Looking through the listing, how many of its lines hold the word "text"? Answer with only the number.

______________________________

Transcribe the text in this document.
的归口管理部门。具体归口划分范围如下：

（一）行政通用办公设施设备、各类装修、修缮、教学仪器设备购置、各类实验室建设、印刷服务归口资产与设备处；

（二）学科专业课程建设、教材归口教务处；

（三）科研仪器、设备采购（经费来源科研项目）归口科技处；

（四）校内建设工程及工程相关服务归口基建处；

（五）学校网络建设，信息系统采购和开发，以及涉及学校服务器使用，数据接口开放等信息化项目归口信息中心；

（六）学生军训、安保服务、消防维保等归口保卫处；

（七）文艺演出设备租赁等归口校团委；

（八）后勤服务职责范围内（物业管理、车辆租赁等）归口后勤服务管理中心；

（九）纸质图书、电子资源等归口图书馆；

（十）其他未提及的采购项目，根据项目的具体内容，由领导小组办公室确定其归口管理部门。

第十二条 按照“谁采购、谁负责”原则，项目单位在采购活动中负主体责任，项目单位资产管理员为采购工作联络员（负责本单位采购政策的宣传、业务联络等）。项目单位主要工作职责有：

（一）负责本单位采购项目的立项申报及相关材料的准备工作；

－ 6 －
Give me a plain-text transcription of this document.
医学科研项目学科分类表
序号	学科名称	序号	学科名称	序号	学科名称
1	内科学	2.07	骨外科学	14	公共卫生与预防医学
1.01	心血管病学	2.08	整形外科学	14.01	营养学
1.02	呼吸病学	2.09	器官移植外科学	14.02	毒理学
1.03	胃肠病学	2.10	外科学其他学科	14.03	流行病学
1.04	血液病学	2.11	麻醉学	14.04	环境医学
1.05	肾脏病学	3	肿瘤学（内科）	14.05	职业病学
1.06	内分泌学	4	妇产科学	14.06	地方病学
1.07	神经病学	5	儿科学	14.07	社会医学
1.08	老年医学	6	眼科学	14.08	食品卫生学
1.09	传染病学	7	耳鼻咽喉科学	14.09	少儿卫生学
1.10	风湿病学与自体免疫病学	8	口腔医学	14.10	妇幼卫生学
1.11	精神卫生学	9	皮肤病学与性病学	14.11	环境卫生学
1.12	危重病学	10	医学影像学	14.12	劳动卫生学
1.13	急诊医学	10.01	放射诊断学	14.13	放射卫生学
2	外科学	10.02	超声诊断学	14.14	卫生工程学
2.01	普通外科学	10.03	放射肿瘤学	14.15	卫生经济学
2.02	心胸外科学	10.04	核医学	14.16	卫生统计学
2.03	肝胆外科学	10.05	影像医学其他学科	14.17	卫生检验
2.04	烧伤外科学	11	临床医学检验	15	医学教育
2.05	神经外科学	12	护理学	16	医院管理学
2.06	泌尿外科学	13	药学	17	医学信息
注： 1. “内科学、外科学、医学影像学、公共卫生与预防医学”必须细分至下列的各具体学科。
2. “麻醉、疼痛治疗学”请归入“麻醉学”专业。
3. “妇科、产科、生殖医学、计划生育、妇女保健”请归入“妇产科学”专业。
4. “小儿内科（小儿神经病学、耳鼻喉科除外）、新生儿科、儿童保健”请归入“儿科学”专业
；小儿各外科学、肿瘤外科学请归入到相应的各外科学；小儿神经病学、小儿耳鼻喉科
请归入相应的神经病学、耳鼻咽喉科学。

______________________________

§ Reply:
2